• **DATASET RECORDS**
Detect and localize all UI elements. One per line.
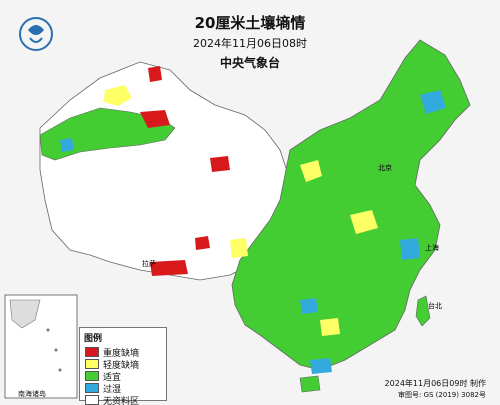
patch-light-drought-5 bbox=[320, 318, 340, 336]
legend-swatch bbox=[85, 371, 99, 381]
patch-wet-2 bbox=[400, 238, 420, 260]
map-subtitle: 2024年11月06日08时 bbox=[193, 37, 307, 50]
patch-wet-4 bbox=[60, 138, 74, 152]
patch-wet-3 bbox=[300, 298, 318, 314]
patch-severe-drought-1 bbox=[140, 110, 170, 128]
footer-made: 2024年11月06日09时 制作 bbox=[384, 379, 486, 388]
patch-severe-drought-5 bbox=[150, 260, 188, 276]
legend-item-light: 轻度缺墒 bbox=[85, 358, 166, 371]
cma-logo bbox=[19, 17, 53, 51]
legend-item-severe: 重度缺墒 bbox=[85, 346, 166, 359]
inset-island-dot bbox=[46, 328, 50, 332]
inset-coast bbox=[9, 299, 41, 329]
map-title: 20厘米土壤墒情 bbox=[194, 14, 306, 32]
patch-severe-drought-2 bbox=[148, 66, 162, 82]
legend-label: 适宜 bbox=[103, 372, 122, 383]
legend-item-no-data: 无资料区 bbox=[85, 394, 166, 405]
legend-title: 图例 bbox=[84, 334, 103, 344]
footer-approval: 审图号: GS (2019) 3082号 bbox=[398, 391, 486, 399]
legend-label: 重度缺墒 bbox=[103, 348, 140, 359]
legend-label: 无资料区 bbox=[103, 396, 140, 405]
label-taipei: 台北 bbox=[428, 301, 442, 310]
legend-item-wet: 过湿 bbox=[85, 382, 166, 395]
patch-wet-1 bbox=[420, 90, 446, 114]
legend-item-suitable: 适宜 bbox=[85, 370, 166, 383]
patch-severe-drought-3 bbox=[210, 156, 230, 172]
inset-island-dot bbox=[54, 348, 58, 352]
hainan-island bbox=[299, 375, 321, 393]
inset-label: 南海诸岛 bbox=[18, 390, 46, 398]
legend-swatch bbox=[85, 347, 99, 357]
legend: 图例 重度缺墒 轻度缺墒 适宜 过湿 无资料区 bbox=[79, 327, 167, 405]
patch-wet-5 bbox=[310, 358, 332, 374]
patch-light-drought-1 bbox=[104, 85, 132, 106]
patch-light-drought-4 bbox=[230, 238, 248, 258]
legend-label: 轻度缺墒 bbox=[103, 360, 140, 371]
region-xinjiang-suitable bbox=[39, 107, 176, 161]
patch-light-drought-2 bbox=[300, 160, 322, 182]
region-suitable bbox=[231, 39, 471, 371]
patch-severe-drought-4 bbox=[195, 236, 210, 250]
legend-label: 过湿 bbox=[103, 384, 122, 395]
taiwan-island bbox=[415, 295, 431, 327]
legend-swatch bbox=[85, 383, 99, 393]
legend-swatch bbox=[85, 395, 99, 405]
patch-light-drought-3 bbox=[350, 210, 378, 234]
map-issuer: 中央气象台 bbox=[219, 56, 280, 70]
legend-swatch bbox=[85, 359, 99, 369]
label-beijing: 北京 bbox=[378, 163, 392, 172]
label-shanghai: 上海 bbox=[425, 243, 439, 252]
label-lhasa: 拉萨 bbox=[142, 259, 156, 268]
inset-island-dot bbox=[58, 368, 62, 372]
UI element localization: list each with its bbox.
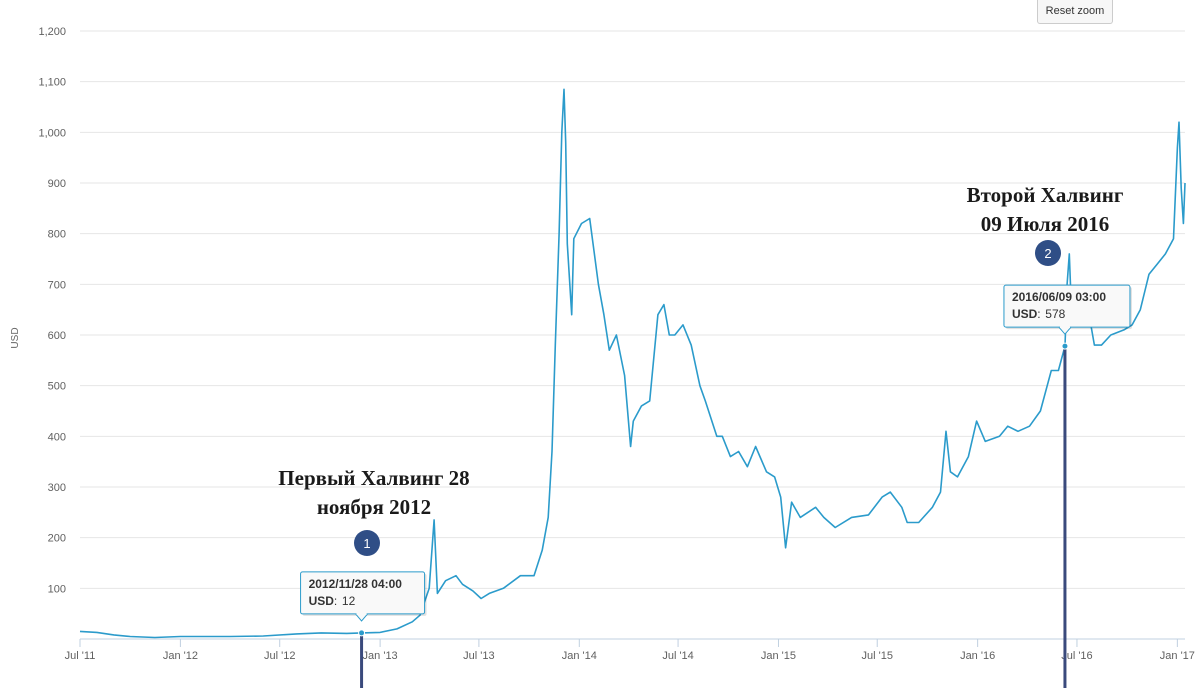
y-tick-label: 200 <box>48 533 66 545</box>
y-tick-label: 900 <box>48 178 66 190</box>
y-tick-label: 1,100 <box>38 77 66 89</box>
y-tick-label: 600 <box>48 330 66 342</box>
y-tick-label: 700 <box>48 279 66 291</box>
y-tick-label: 400 <box>48 431 66 443</box>
y-tick-label: 1,000 <box>38 127 66 139</box>
marker-badge-number: 2 <box>1044 246 1051 261</box>
y-tick-label: 500 <box>48 381 66 393</box>
x-tick-label: Jul '15 <box>862 650 893 662</box>
x-tick-label: Jul '14 <box>662 650 693 662</box>
tooltip-separator: : <box>1037 307 1040 321</box>
x-tick-label: Jul '13 <box>463 650 494 662</box>
x-tick-label: Jan '12 <box>163 650 198 662</box>
y-axis-ticks: 100 200 300 400 500 600 700 800 900 1,000 1,100 1,2… <box>38 26 66 595</box>
tooltip-value: 12 <box>342 594 356 608</box>
x-tick-label: Jan '15 <box>761 650 796 662</box>
x-tick-label: Jul '11 <box>65 650 96 662</box>
y-tick-label: 1,200 <box>38 26 66 38</box>
tooltip-separator: : <box>334 594 337 608</box>
halving-marker-2: 2016/06/09 03:00 USD:578 2 Второй Халвинг 09… <box>967 183 1132 688</box>
tooltip-series-label: USD <box>1012 307 1038 321</box>
x-axis-ticks: Jul '11 Jan '12 Jul '12 Jan '13 Jul '13 Jan '… <box>65 639 1195 662</box>
tooltip-pointer <box>355 613 368 622</box>
annotation-text: 09 Июля 2016 <box>981 212 1110 236</box>
x-tick-label: Jan '16 <box>960 650 995 662</box>
marker-badge <box>1035 240 1061 266</box>
data-point <box>1061 342 1069 350</box>
tooltip-series-label: USD <box>309 594 335 608</box>
grid-lines <box>80 30 1185 640</box>
annotation-text: Первый Халвинг 28 <box>278 466 469 490</box>
series-area <box>79 88 1186 639</box>
tooltip-date: 2016/06/09 03:00 <box>1012 290 1106 304</box>
y-tick-label: 300 <box>48 482 66 494</box>
y-axis-title: USD <box>10 327 21 348</box>
y-tick-label: 800 <box>48 229 66 241</box>
y-tick-label: 100 <box>48 583 66 595</box>
tooltip-pointer <box>1058 326 1072 335</box>
x-tick-label: Jan '17 <box>1160 650 1195 662</box>
data-point <box>358 629 366 637</box>
tooltip-date: 2012/11/28 04:00 <box>309 577 403 591</box>
reset-zoom-button[interactable]: Reset zoom <box>1037 0 1113 24</box>
annotation-text: ноября 2012 <box>317 495 431 519</box>
x-tick-label: Jan '14 <box>562 650 597 662</box>
marker-badge <box>354 530 380 556</box>
x-tick-label: Jul '12 <box>264 650 295 662</box>
x-tick-label: Jan '13 <box>363 650 398 662</box>
marker-badge-number: 1 <box>363 536 370 551</box>
annotation-text: Второй Халвинг <box>967 183 1124 207</box>
x-tick-label: Jul '16 <box>1061 650 1092 662</box>
halving-marker-1: 2012/11/28 04:00 USD:12 1 Первый Халвинг 28… <box>278 466 470 688</box>
tooltip-value: 578 <box>1045 307 1065 321</box>
price-line <box>79 88 1186 639</box>
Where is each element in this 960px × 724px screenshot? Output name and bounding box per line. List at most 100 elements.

• **REQUIRED TASK**
Please transcribe every line of the records above word for word, leaving out the pictures.

• **SOLUTION TO THIS TASK**
Detect and localize all UI elements. One per line.
patch-light-drought-5 bbox=[320, 318, 340, 336]
legend-swatch bbox=[85, 371, 99, 381]
patch-wet-2 bbox=[400, 238, 420, 260]
map-subtitle: 2024年11月06日08时 bbox=[193, 37, 307, 50]
patch-wet-4 bbox=[60, 138, 74, 152]
patch-wet-3 bbox=[300, 298, 318, 314]
patch-severe-drought-1 bbox=[140, 110, 170, 128]
footer-made: 2024年11月06日09时 制作 bbox=[384, 379, 486, 388]
patch-severe-drought-5 bbox=[150, 260, 188, 276]
legend-item-light: 轻度缺墒 bbox=[85, 358, 166, 371]
cma-logo bbox=[19, 17, 53, 51]
legend-item-severe: 重度缺墒 bbox=[85, 346, 166, 359]
inset-island-dot bbox=[46, 328, 50, 332]
inset-coast bbox=[9, 299, 41, 329]
map-title: 20厘米土壤墒情 bbox=[194, 14, 306, 32]
patch-severe-drought-2 bbox=[148, 66, 162, 82]
legend-label: 适宜 bbox=[103, 372, 122, 383]
legend-item-no-data: 无资料区 bbox=[85, 394, 166, 405]
legend-title: 图例 bbox=[84, 334, 103, 344]
footer-approval: 审图号: GS (2019) 3082号 bbox=[398, 391, 486, 399]
legend-label: 重度缺墒 bbox=[103, 348, 140, 359]
legend-label: 无资料区 bbox=[103, 396, 140, 405]
label-taipei: 台北 bbox=[428, 301, 442, 310]
legend-item-wet: 过湿 bbox=[85, 382, 166, 395]
patch-wet-1 bbox=[420, 90, 446, 114]
legend-item-suitable: 适宜 bbox=[85, 370, 166, 383]
patch-severe-drought-3 bbox=[210, 156, 230, 172]
inset-island-dot bbox=[54, 348, 58, 352]
hainan-island bbox=[299, 375, 321, 393]
inset-label: 南海诸岛 bbox=[18, 390, 46, 398]
legend-swatch bbox=[85, 347, 99, 357]
legend: 图例 重度缺墒 轻度缺墒 适宜 过湿 无资料区 bbox=[79, 327, 167, 405]
patch-wet-5 bbox=[310, 358, 332, 374]
patch-light-drought-1 bbox=[104, 85, 132, 106]
patch-light-drought-4 bbox=[230, 238, 248, 258]
legend-label: 轻度缺墒 bbox=[103, 360, 140, 371]
region-xinjiang-suitable bbox=[39, 107, 176, 161]
patch-light-drought-2 bbox=[300, 160, 322, 182]
region-suitable bbox=[231, 39, 471, 371]
patch-severe-drought-4 bbox=[195, 236, 210, 250]
legend-label: 过湿 bbox=[103, 384, 122, 395]
taiwan-island bbox=[415, 295, 431, 327]
legend-swatch bbox=[85, 383, 99, 393]
legend-swatch bbox=[85, 395, 99, 405]
patch-light-drought-3 bbox=[350, 210, 378, 234]
map-issuer: 中央气象台 bbox=[219, 56, 280, 70]
legend-swatch bbox=[85, 359, 99, 369]
label-beijing: 北京 bbox=[378, 163, 392, 172]
label-shanghai: 上海 bbox=[425, 243, 439, 252]
label-lhasa: 拉萨 bbox=[142, 259, 156, 268]
inset-island-dot bbox=[58, 368, 62, 372]
UI element localization: list each with its bbox.
y-tick-label: 200 <box>48 533 66 545</box>
y-tick-label: 900 <box>48 178 66 190</box>
y-tick-label: 1,100 <box>38 77 66 89</box>
y-tick-label: 600 <box>48 330 66 342</box>
y-tick-label: 700 <box>48 279 66 291</box>
y-tick-label: 400 <box>48 431 66 443</box>
y-tick-label: 1,000 <box>38 127 66 139</box>
marker-badge-number: 2 <box>1044 246 1051 261</box>
y-tick-label: 500 <box>48 381 66 393</box>
x-tick-label: Jul '15 <box>862 650 893 662</box>
x-tick-label: Jul '14 <box>662 650 693 662</box>
tooltip-separator: : <box>1037 307 1040 321</box>
x-tick-label: Jul '13 <box>463 650 494 662</box>
x-tick-label: Jan '12 <box>163 650 198 662</box>
y-axis-ticks: 100 200 300 400 500 600 700 800 900 1,000 1,100 1,2… <box>38 26 66 595</box>
tooltip-value: 12 <box>342 594 356 608</box>
x-tick-label: Jan '15 <box>761 650 796 662</box>
x-tick-label: Jul '11 <box>65 650 96 662</box>
y-tick-label: 1,200 <box>38 26 66 38</box>
tooltip-separator: : <box>334 594 337 608</box>
halving-marker-2: 2016/06/09 03:00 USD:578 2 Второй Халвинг 09… <box>967 183 1132 688</box>
tooltip-series-label: USD <box>1012 307 1038 321</box>
x-axis-ticks: Jul '11 Jan '12 Jul '12 Jan '13 Jul '13 Jan '… <box>65 639 1195 662</box>
tooltip-pointer <box>355 613 368 622</box>
annotation-text: 09 Июля 2016 <box>981 212 1110 236</box>
x-tick-label: Jan '16 <box>960 650 995 662</box>
marker-badge <box>1035 240 1061 266</box>
data-point <box>1061 342 1069 350</box>
tooltip-series-label: USD <box>309 594 335 608</box>
grid-lines <box>80 30 1185 640</box>
annotation-text: Первый Халвинг 28 <box>278 466 469 490</box>
series-area <box>79 88 1186 639</box>
tooltip-date: 2016/06/09 03:00 <box>1012 290 1106 304</box>
y-tick-label: 300 <box>48 482 66 494</box>
y-axis-title: USD <box>10 327 21 348</box>
y-tick-label: 800 <box>48 229 66 241</box>
y-tick-label: 100 <box>48 583 66 595</box>
tooltip-pointer <box>1058 326 1072 335</box>
x-tick-label: Jan '17 <box>1160 650 1195 662</box>
data-point <box>358 629 366 637</box>
tooltip-date: 2012/11/28 04:00 <box>309 577 403 591</box>
reset-zoom-button[interactable]: Reset zoom <box>1037 0 1113 24</box>
annotation-text: ноября 2012 <box>317 495 431 519</box>
x-tick-label: Jan '14 <box>562 650 597 662</box>
marker-badge <box>354 530 380 556</box>
x-tick-label: Jul '12 <box>264 650 295 662</box>
x-tick-label: Jan '13 <box>363 650 398 662</box>
marker-badge-number: 1 <box>363 536 370 551</box>
annotation-text: Второй Халвинг <box>967 183 1124 207</box>
x-tick-label: Jul '16 <box>1061 650 1092 662</box>
halving-marker-1: 2012/11/28 04:00 USD:12 1 Первый Халвинг 28… <box>278 466 470 688</box>
tooltip-value: 578 <box>1045 307 1065 321</box>
price-line <box>79 88 1186 639</box>
Where is each element in this 960px × 724px screenshot? Output name and bounding box per line. List at most 100 elements.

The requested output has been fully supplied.